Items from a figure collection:
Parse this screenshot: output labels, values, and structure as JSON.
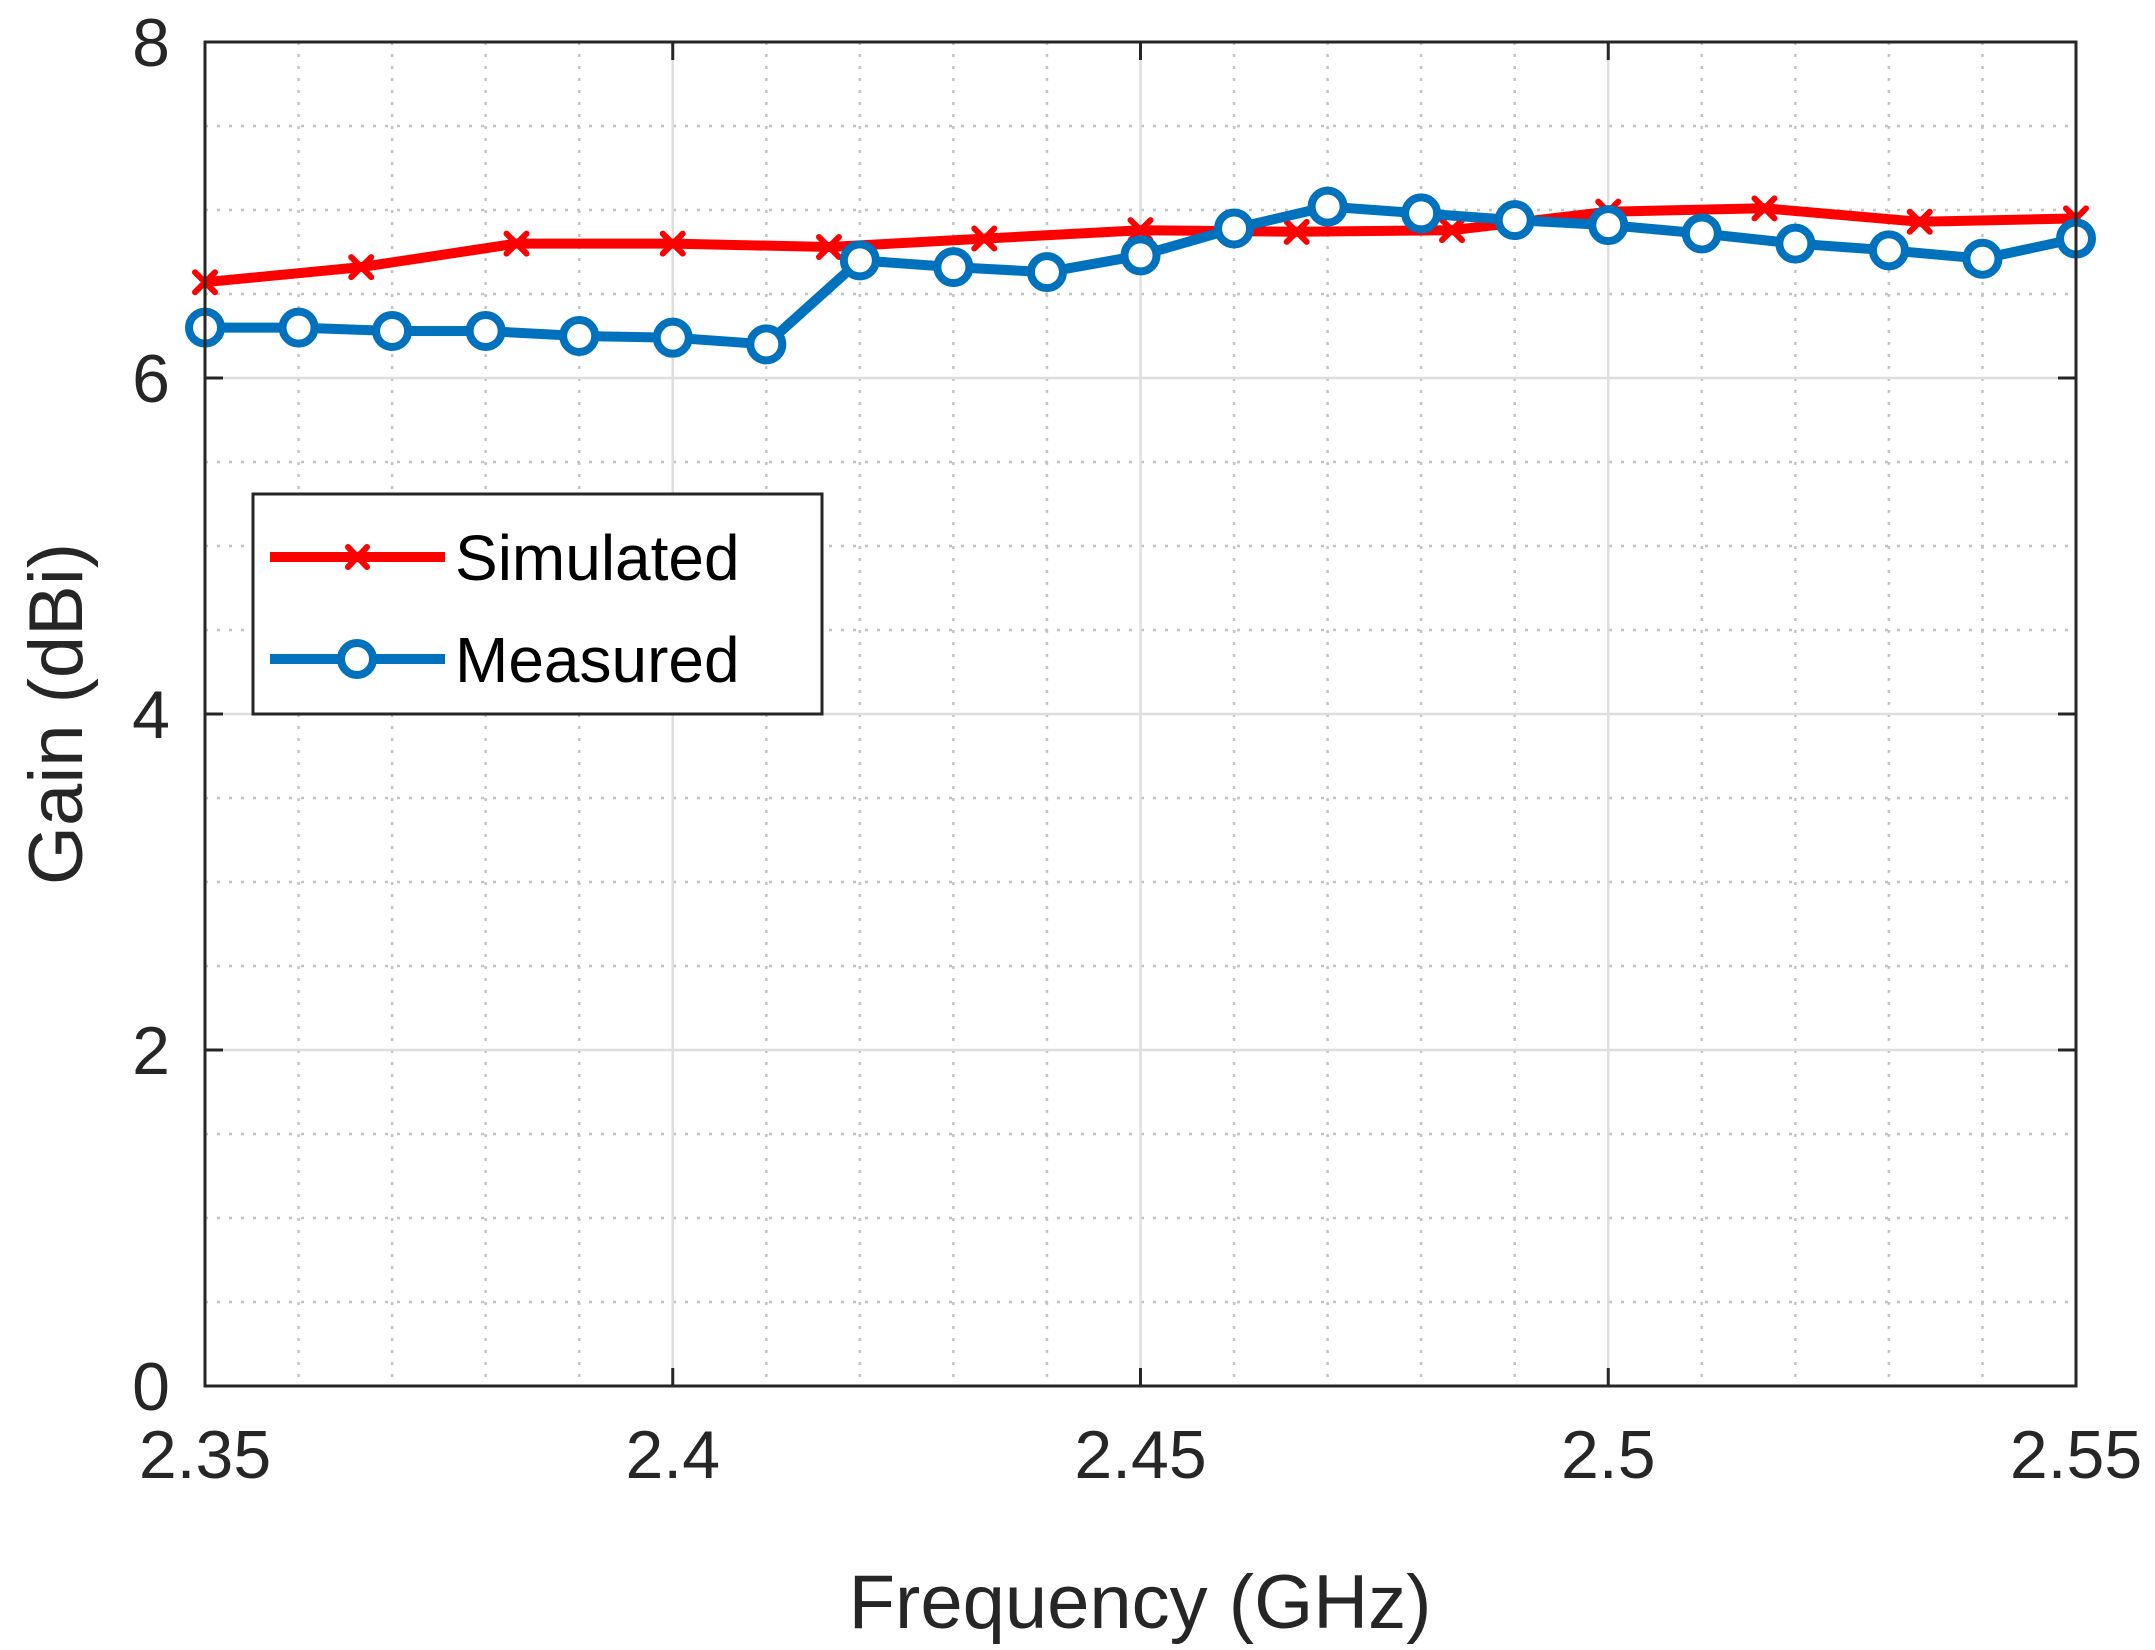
{
  "chart_data": {
    "type": "line",
    "title": "",
    "xlabel": "Frequency (GHz)",
    "ylabel": "Gain (dBi)",
    "xlim": [
      2.35,
      2.55
    ],
    "ylim": [
      0,
      8
    ],
    "x_ticks": [
      2.35,
      2.4,
      2.45,
      2.5,
      2.55
    ],
    "x_tick_labels": [
      "2.35",
      "2.4",
      "2.45",
      "2.5",
      "2.55"
    ],
    "y_ticks": [
      0,
      2,
      4,
      6,
      8
    ],
    "y_tick_labels": [
      "0",
      "2",
      "4",
      "6",
      "8"
    ],
    "grid": true,
    "minor_grid": true,
    "legend_position": "left-middle",
    "series": [
      {
        "name": "Simulated",
        "color": "#ff0000",
        "marker": "x",
        "x": [
          2.35,
          2.3667,
          2.3833,
          2.4,
          2.4167,
          2.4333,
          2.45,
          2.4667,
          2.4833,
          2.5,
          2.5167,
          2.5333,
          2.55
        ],
        "values": [
          6.57,
          6.66,
          6.8,
          6.8,
          6.78,
          6.83,
          6.88,
          6.87,
          6.88,
          6.99,
          7.01,
          6.93,
          6.95
        ]
      },
      {
        "name": "Measured",
        "color": "#0072bd",
        "marker": "o",
        "x": [
          2.35,
          2.36,
          2.37,
          2.38,
          2.39,
          2.4,
          2.41,
          2.42,
          2.43,
          2.44,
          2.45,
          2.46,
          2.47,
          2.48,
          2.49,
          2.5,
          2.51,
          2.52,
          2.53,
          2.54,
          2.55
        ],
        "values": [
          6.3,
          6.3,
          6.28,
          6.28,
          6.25,
          6.24,
          6.2,
          6.7,
          6.66,
          6.63,
          6.73,
          6.89,
          7.02,
          6.98,
          6.94,
          6.91,
          6.86,
          6.8,
          6.76,
          6.71,
          6.83
        ]
      }
    ]
  }
}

Problem description: Restate the records above in full, word for word. Keep pictures out.

Solution below:
Parse this screenshot: output labels, values, and structure as JSON.
{
  "chart_data": {
    "type": "line",
    "title": "",
    "xlabel": "Frequency (GHz)",
    "ylabel": "Gain (dBi)",
    "xlim": [
      2.35,
      2.55
    ],
    "ylim": [
      0,
      8
    ],
    "x_ticks": [
      2.35,
      2.4,
      2.45,
      2.5,
      2.55
    ],
    "x_tick_labels": [
      "2.35",
      "2.4",
      "2.45",
      "2.5",
      "2.55"
    ],
    "y_ticks": [
      0,
      2,
      4,
      6,
      8
    ],
    "y_tick_labels": [
      "0",
      "2",
      "4",
      "6",
      "8"
    ],
    "grid": true,
    "minor_grid": true,
    "legend_position": "left-middle",
    "series": [
      {
        "name": "Simulated",
        "color": "#ff0000",
        "marker": "x",
        "x": [
          2.35,
          2.3667,
          2.3833,
          2.4,
          2.4167,
          2.4333,
          2.45,
          2.4667,
          2.4833,
          2.5,
          2.5167,
          2.5333,
          2.55
        ],
        "values": [
          6.57,
          6.66,
          6.8,
          6.8,
          6.78,
          6.83,
          6.88,
          6.87,
          6.88,
          6.99,
          7.01,
          6.93,
          6.95
        ]
      },
      {
        "name": "Measured",
        "color": "#0072bd",
        "marker": "o",
        "x": [
          2.35,
          2.36,
          2.37,
          2.38,
          2.39,
          2.4,
          2.41,
          2.42,
          2.43,
          2.44,
          2.45,
          2.46,
          2.47,
          2.48,
          2.49,
          2.5,
          2.51,
          2.52,
          2.53,
          2.54,
          2.55
        ],
        "values": [
          6.3,
          6.3,
          6.28,
          6.28,
          6.25,
          6.24,
          6.2,
          6.7,
          6.66,
          6.63,
          6.73,
          6.89,
          7.02,
          6.98,
          6.94,
          6.91,
          6.86,
          6.8,
          6.76,
          6.71,
          6.83
        ]
      }
    ]
  }
}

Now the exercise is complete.